* **Data for this exercise**
____

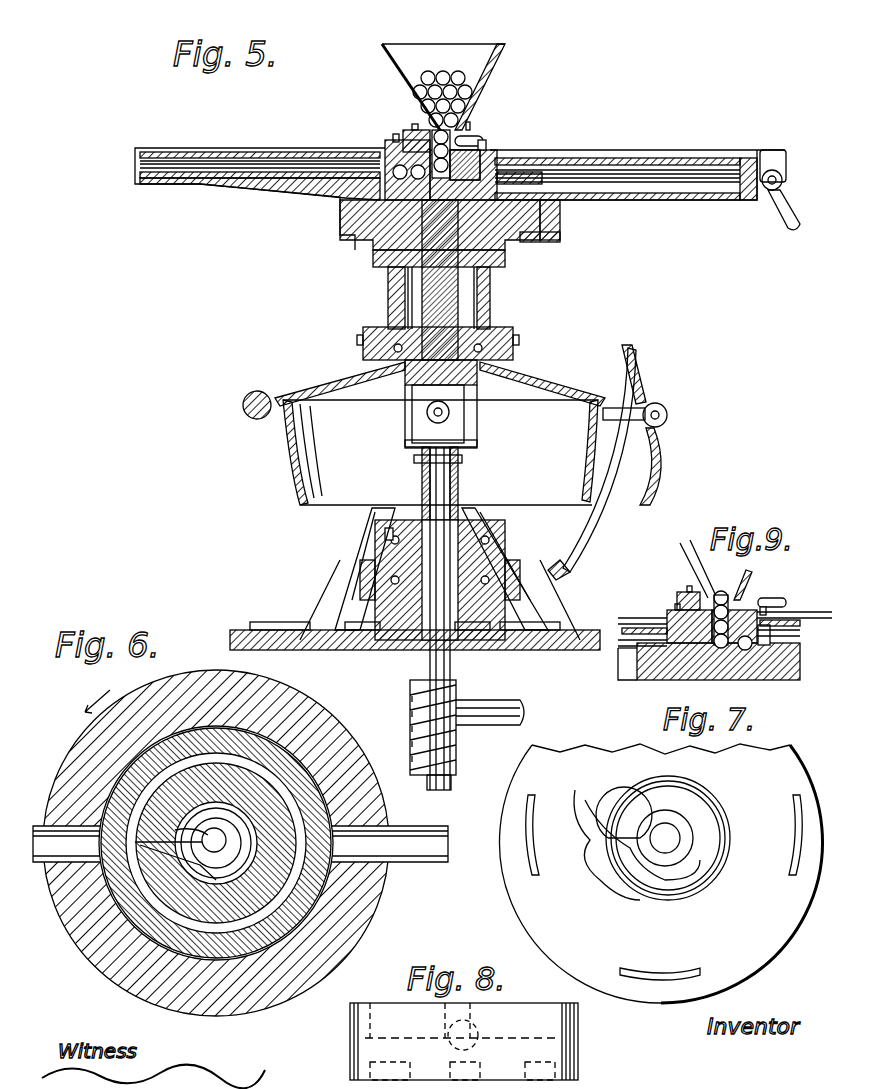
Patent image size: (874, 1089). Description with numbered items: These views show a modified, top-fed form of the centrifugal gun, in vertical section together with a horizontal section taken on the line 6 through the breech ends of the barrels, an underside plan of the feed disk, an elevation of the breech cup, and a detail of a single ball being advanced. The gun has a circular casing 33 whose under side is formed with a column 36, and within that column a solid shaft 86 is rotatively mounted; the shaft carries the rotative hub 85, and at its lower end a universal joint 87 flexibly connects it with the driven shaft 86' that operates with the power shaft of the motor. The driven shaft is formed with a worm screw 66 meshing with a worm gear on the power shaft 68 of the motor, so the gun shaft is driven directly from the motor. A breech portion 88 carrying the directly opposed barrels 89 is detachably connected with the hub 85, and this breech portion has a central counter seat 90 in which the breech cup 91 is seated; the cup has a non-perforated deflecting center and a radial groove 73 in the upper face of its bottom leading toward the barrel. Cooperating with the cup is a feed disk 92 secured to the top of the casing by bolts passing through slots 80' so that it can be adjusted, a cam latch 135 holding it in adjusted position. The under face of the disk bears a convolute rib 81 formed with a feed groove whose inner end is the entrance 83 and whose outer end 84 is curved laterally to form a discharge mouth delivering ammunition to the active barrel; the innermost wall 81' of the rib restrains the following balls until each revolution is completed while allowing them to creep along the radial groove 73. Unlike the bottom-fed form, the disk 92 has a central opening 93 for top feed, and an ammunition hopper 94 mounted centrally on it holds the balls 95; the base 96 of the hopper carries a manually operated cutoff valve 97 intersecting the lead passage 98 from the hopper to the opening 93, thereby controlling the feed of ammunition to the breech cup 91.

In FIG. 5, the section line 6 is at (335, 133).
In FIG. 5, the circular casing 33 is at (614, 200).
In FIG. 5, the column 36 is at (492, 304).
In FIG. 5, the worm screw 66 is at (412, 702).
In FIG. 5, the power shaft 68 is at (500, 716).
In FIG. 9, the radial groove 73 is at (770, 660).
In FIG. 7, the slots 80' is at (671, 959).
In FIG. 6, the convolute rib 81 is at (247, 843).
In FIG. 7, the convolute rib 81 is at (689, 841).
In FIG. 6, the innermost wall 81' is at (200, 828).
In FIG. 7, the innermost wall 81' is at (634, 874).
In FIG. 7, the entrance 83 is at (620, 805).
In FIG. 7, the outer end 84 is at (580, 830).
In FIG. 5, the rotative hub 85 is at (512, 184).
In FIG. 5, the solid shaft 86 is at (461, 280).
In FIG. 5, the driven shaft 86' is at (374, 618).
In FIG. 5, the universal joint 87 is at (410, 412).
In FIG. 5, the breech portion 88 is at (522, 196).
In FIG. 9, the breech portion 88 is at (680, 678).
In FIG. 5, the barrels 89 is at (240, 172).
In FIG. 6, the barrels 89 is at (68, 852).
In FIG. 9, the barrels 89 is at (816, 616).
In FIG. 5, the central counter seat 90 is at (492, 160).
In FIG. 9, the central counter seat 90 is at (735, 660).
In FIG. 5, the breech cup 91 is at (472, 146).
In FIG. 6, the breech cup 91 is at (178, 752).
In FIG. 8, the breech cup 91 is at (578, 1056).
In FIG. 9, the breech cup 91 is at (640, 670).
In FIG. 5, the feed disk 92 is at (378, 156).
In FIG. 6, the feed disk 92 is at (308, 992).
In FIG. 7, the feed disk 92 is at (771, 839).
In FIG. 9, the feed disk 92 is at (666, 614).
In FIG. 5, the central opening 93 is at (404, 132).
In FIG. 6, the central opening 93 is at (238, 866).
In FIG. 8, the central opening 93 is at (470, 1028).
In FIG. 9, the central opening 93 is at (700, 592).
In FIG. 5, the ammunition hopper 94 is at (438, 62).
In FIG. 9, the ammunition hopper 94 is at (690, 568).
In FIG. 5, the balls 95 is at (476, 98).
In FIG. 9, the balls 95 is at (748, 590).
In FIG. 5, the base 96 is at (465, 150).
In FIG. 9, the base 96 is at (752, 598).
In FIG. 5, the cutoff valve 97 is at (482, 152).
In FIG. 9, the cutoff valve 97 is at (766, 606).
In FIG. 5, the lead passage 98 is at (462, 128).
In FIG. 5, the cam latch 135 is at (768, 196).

____

* **Goal**
Return the records word for word, from their start through the line containing "In FIG. 5, the worm", including that line, and leave the pictures out of the answer.

* **Task output**
Patent image size: (874, 1089). Description with numbered items: These views show a modified, top-fed form of the centrifugal gun, in vertical section together with a horizontal section taken on the line 6 through the breech ends of the barrels, an underside plan of the feed disk, an elevation of the breech cup, and a detail of a single ball being advanced. The gun has a circular casing 33 whose under side is formed with a column 36, and within that column a solid shaft 86 is rotatively mounted; the shaft carries the rotative hub 85, and at its lower end a universal joint 87 flexibly connects it with the driven shaft 86' that operates with the power shaft of the motor. The driven shaft is formed with a worm screw 66 meshing with a worm gear on the power shaft 68 of the motor, so the gun shaft is driven directly from the motor. A breech portion 88 carrying the directly opposed barrels 89 is detachably connected with the hub 85, and this breech portion has a central counter seat 90 in which the breech cup 91 is seated; the cup has a non-perforated deflecting center and a radial groove 73 in the upper face of its bottom leading toward the barrel. Cooperating with the cup is a feed disk 92 secured to the top of the casing by bolts passing through slots 80' so that it can be adjusted, a cam latch 135 holding it in adjusted position. The under face of the disk bears a convolute rib 81 formed with a feed groove whose inner end is the entrance 83 and whose outer end 84 is curved laterally to form a discharge mouth delivering ammunition to the active barrel; the innermost wall 81' of the rib restrains the following balls until each revolution is completed while allowing them to creep along the radial groove 73. Unlike the bottom-fed form, the disk 92 has a central opening 93 for top feed, and an ammunition hopper 94 mounted centrally on it holds the balls 95; the base 96 of the hopper carries a manually operated cutoff valve 97 intersecting the lead passage 98 from the hopper to the opening 93, thereby controlling the feed of ammunition to the breech cup 91.

In FIG. 5, the section line 6 is at (335, 133).
In FIG. 5, the circular casing 33 is at (614, 200).
In FIG. 5, the column 36 is at (492, 304).
In FIG. 5, the worm screw 66 is at (412, 702).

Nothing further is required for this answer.